In the lines below, how many hold the word "true"? Answer only with the number.

[Records from a collection]
# # # #
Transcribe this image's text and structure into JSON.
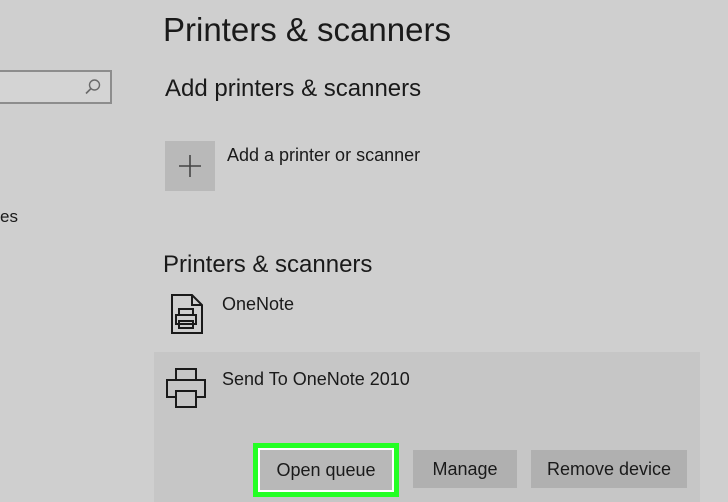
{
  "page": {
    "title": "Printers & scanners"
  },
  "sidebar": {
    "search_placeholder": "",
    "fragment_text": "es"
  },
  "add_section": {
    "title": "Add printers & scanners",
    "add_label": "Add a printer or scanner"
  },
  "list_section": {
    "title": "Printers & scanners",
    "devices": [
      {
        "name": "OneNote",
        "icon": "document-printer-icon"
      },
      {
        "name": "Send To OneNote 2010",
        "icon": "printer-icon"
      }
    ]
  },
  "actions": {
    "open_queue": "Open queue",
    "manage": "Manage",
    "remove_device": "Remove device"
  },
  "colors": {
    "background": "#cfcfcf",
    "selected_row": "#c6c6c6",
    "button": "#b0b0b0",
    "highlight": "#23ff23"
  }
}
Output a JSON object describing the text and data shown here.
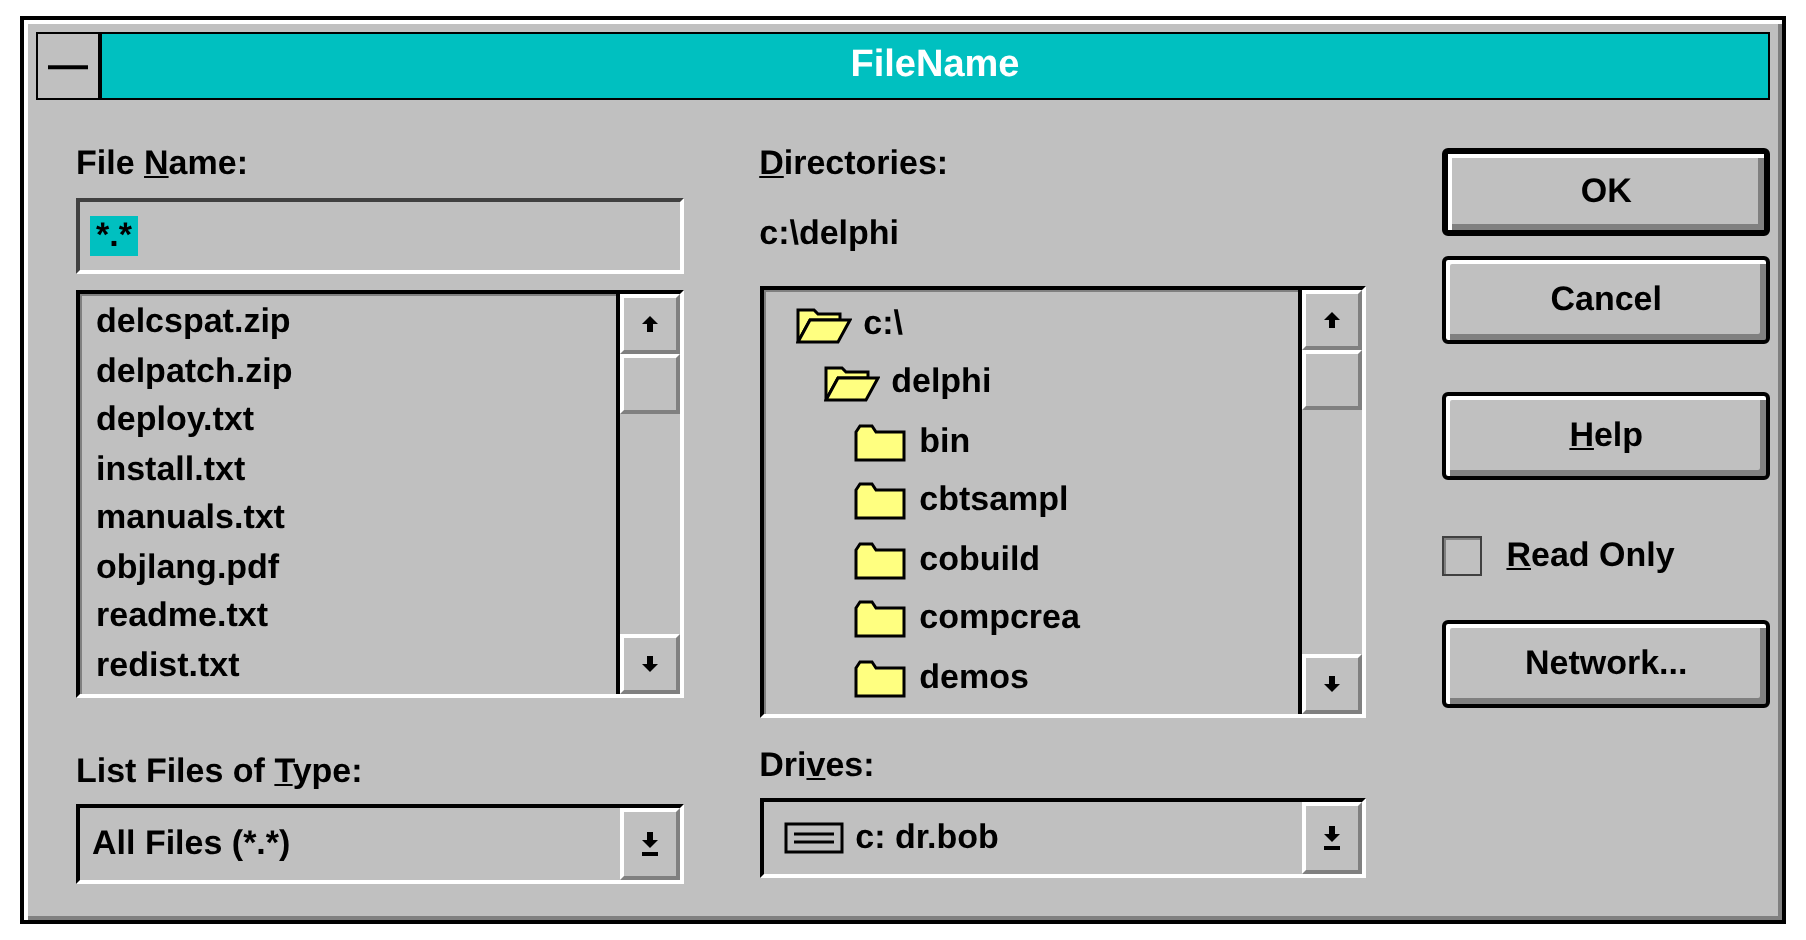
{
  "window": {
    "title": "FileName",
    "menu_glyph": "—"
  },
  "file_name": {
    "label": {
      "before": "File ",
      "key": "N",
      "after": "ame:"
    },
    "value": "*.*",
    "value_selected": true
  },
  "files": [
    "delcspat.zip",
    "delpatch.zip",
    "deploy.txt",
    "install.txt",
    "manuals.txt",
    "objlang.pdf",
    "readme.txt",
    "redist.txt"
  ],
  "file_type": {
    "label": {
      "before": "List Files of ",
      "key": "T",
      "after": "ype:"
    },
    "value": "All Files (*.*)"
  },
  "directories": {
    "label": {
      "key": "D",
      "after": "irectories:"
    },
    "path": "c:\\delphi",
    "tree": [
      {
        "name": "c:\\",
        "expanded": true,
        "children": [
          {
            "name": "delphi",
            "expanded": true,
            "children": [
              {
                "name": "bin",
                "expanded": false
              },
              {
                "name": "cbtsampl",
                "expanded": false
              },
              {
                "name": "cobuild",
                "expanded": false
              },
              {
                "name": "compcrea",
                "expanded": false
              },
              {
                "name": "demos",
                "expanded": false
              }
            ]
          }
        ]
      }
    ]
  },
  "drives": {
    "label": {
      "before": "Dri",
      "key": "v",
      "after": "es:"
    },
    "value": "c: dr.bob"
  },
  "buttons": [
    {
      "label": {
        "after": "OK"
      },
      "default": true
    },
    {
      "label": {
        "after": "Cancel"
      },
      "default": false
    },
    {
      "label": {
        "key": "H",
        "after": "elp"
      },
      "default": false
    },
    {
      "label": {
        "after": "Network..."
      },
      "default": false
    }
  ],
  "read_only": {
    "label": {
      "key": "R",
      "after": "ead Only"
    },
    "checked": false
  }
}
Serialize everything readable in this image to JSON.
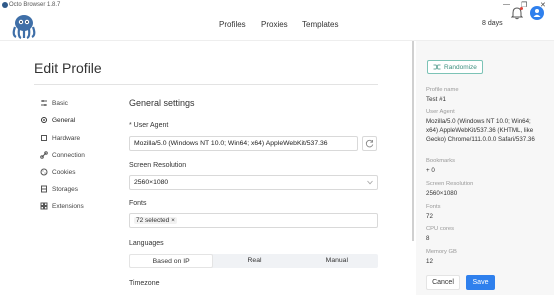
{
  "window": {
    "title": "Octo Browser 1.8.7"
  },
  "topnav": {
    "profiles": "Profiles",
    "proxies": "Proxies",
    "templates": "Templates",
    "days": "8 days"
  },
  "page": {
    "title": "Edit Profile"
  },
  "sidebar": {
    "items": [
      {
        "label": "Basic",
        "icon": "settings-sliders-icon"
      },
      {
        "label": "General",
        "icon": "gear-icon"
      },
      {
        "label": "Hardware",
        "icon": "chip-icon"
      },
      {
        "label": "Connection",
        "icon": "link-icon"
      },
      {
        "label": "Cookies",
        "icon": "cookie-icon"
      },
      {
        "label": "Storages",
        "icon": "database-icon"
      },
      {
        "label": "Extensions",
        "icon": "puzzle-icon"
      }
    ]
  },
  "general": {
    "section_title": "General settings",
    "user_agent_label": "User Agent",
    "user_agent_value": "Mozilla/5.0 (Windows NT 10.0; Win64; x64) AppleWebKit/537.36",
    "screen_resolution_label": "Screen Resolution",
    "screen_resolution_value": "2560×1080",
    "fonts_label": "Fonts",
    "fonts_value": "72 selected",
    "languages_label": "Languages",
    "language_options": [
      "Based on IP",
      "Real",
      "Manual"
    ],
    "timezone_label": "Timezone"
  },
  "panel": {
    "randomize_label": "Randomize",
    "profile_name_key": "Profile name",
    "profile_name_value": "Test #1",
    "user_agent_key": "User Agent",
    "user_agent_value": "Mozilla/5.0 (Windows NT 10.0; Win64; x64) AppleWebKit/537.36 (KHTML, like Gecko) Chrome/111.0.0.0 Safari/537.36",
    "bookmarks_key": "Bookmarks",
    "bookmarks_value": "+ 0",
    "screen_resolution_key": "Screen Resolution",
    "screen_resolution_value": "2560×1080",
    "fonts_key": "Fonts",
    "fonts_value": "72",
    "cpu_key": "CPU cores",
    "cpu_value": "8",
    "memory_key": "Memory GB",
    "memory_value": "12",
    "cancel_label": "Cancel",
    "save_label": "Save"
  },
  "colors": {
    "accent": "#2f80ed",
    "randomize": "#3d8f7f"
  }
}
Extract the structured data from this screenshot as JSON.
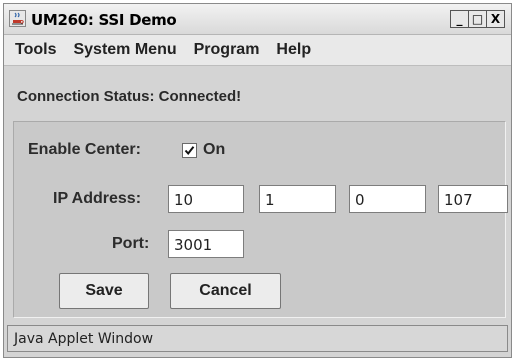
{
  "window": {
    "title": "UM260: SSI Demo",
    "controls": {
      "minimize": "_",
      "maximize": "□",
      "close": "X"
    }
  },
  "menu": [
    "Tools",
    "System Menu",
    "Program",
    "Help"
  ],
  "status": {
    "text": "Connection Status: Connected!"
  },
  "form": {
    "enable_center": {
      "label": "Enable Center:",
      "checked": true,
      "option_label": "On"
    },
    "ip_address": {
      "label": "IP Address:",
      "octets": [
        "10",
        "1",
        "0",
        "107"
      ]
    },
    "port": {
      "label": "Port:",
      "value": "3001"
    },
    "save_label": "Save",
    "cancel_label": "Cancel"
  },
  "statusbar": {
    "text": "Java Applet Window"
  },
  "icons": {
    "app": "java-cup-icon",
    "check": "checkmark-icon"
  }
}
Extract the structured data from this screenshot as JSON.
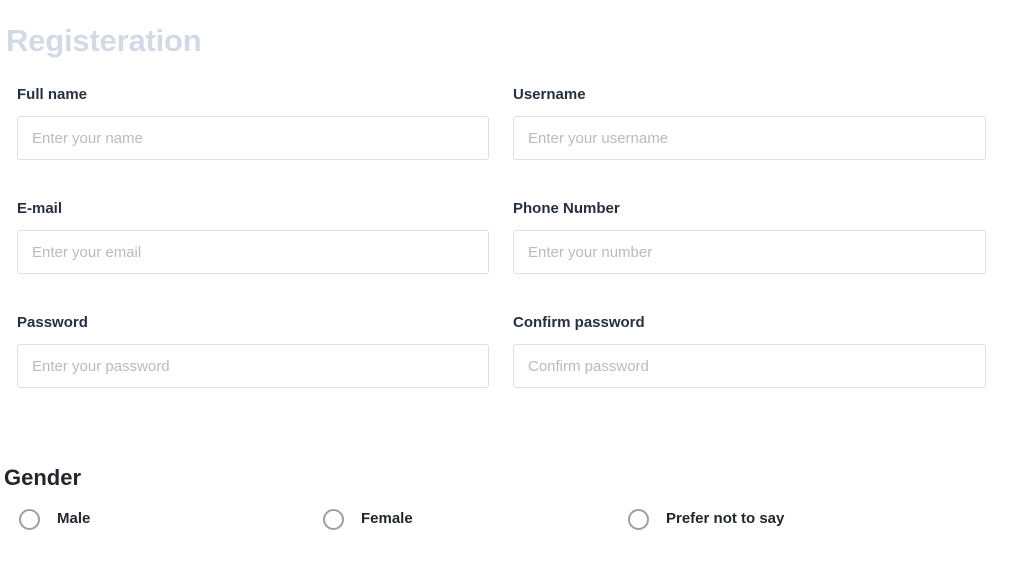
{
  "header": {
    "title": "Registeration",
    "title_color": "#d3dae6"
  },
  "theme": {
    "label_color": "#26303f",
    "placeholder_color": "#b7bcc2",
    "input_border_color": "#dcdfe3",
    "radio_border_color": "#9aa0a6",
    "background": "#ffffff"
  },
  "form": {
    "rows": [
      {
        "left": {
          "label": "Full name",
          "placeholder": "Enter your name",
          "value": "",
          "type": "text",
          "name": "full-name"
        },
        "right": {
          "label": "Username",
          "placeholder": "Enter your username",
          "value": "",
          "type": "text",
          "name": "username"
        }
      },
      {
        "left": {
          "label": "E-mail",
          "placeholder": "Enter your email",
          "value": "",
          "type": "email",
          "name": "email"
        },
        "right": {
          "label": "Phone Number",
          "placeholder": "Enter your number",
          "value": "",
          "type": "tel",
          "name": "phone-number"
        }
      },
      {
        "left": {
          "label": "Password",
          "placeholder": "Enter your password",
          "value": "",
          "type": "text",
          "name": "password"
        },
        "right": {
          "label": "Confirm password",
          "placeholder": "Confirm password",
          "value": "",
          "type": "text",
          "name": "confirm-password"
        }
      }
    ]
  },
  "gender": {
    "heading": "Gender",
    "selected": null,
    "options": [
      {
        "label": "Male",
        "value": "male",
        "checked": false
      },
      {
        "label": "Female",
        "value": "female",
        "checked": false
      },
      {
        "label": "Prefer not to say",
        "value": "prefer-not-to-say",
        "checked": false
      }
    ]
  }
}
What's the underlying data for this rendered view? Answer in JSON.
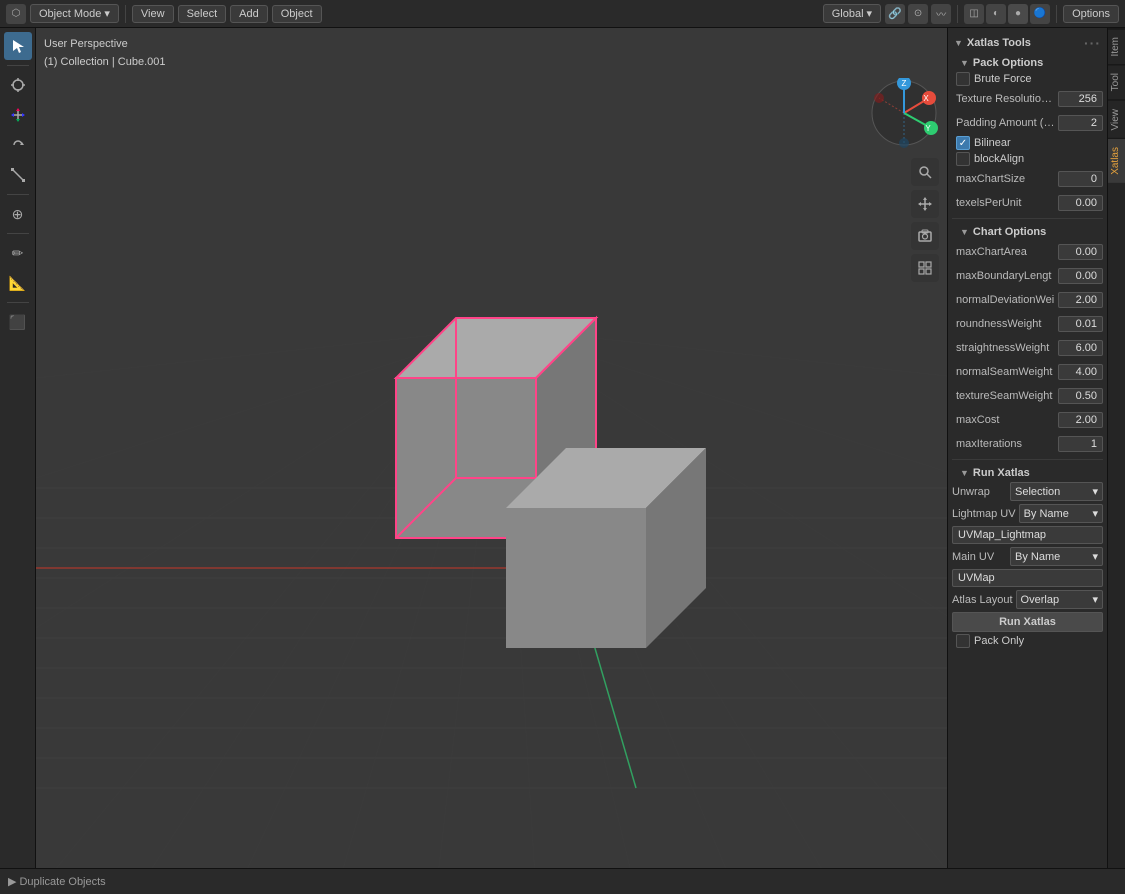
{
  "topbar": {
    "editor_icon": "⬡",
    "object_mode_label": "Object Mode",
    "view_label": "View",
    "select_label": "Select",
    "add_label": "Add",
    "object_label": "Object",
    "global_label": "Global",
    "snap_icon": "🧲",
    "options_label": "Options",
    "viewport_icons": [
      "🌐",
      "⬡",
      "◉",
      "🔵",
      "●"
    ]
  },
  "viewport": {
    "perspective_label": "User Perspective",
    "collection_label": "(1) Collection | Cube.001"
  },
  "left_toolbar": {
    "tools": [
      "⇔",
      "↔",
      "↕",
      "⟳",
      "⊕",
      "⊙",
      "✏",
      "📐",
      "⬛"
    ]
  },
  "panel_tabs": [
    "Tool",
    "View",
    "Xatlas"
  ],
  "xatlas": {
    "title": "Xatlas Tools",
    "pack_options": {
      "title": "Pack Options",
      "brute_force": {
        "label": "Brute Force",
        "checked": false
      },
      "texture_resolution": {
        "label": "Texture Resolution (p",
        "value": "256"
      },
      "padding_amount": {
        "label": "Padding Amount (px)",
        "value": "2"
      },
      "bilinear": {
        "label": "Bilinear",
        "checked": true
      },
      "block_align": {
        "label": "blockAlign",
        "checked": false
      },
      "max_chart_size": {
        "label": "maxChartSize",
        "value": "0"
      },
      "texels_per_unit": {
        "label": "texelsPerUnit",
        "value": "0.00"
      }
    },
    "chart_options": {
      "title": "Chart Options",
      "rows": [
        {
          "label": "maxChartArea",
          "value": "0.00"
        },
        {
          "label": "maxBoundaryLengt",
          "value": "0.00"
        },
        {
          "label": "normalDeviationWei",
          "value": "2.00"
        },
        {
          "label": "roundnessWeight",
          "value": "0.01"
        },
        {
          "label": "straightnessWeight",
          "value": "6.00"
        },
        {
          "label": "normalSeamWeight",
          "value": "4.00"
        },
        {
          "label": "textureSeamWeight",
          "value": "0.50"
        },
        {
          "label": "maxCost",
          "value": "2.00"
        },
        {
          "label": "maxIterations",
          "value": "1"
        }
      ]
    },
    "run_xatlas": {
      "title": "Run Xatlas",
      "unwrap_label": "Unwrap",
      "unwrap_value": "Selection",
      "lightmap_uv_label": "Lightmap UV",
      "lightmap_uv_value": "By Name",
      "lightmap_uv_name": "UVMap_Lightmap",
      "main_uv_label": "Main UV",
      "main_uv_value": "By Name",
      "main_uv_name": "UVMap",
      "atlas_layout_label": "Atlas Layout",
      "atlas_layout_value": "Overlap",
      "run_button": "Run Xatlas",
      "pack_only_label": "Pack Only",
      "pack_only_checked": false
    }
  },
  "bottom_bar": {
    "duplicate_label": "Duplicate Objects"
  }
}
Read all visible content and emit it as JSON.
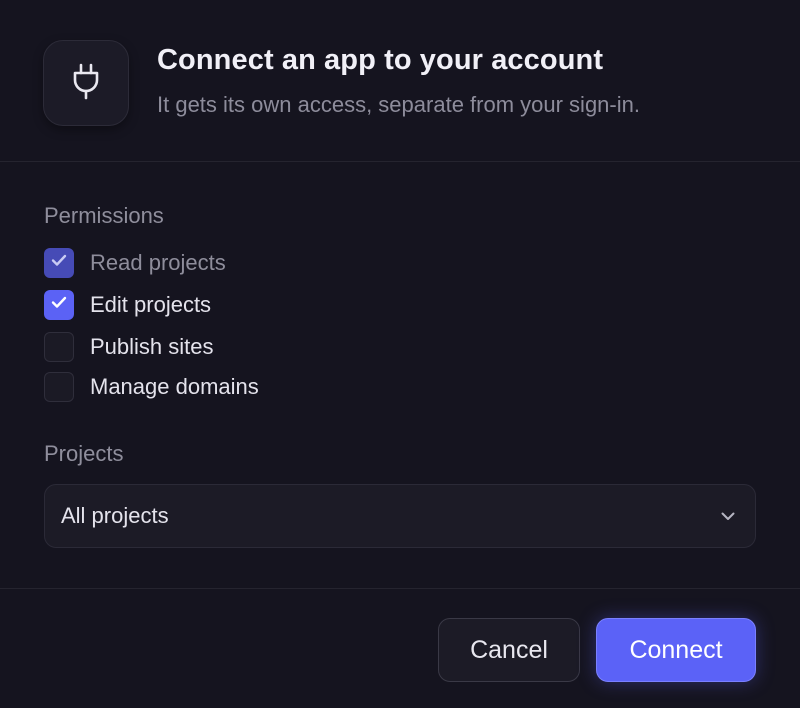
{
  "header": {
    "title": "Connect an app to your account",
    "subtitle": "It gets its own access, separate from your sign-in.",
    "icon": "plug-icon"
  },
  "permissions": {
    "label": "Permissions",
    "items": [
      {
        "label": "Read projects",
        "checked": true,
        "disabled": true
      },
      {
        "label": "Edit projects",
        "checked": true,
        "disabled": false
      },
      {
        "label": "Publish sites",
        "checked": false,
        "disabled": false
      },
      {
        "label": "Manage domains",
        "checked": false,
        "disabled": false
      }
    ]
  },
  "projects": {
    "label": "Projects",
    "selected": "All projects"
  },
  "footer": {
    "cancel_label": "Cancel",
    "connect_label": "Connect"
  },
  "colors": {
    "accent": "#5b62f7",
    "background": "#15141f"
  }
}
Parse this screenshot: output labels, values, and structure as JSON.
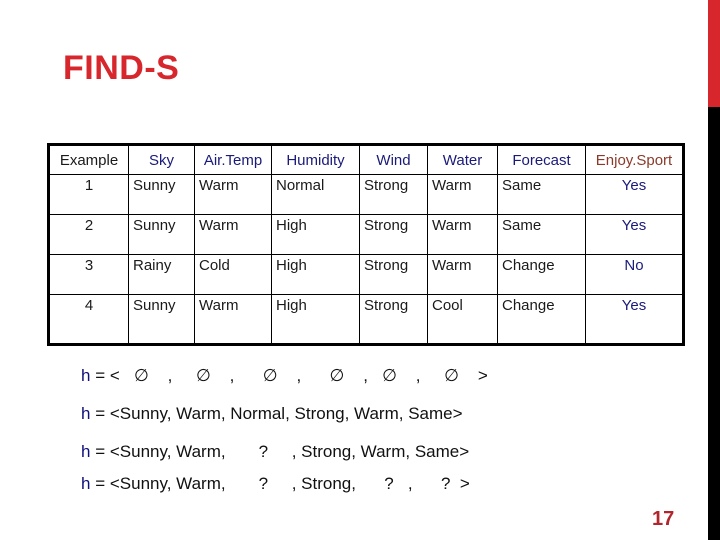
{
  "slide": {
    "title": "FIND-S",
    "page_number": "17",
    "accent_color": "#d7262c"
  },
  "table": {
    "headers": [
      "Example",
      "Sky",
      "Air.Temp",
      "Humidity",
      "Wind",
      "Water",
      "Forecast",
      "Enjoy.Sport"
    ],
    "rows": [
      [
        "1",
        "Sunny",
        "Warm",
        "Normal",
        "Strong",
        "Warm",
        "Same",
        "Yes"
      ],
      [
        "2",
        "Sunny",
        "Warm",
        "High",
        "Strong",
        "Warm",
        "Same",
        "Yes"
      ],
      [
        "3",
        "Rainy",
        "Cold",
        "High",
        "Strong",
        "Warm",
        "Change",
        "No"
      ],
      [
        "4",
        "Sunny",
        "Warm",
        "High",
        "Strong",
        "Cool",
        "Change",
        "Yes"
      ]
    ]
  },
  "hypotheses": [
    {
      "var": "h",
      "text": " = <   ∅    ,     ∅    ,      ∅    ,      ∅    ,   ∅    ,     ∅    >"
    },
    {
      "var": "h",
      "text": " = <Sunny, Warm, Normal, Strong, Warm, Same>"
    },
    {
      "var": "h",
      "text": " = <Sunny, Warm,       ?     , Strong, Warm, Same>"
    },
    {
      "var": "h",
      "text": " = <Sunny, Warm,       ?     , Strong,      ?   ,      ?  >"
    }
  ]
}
# # # #
### Answer to this problem:
9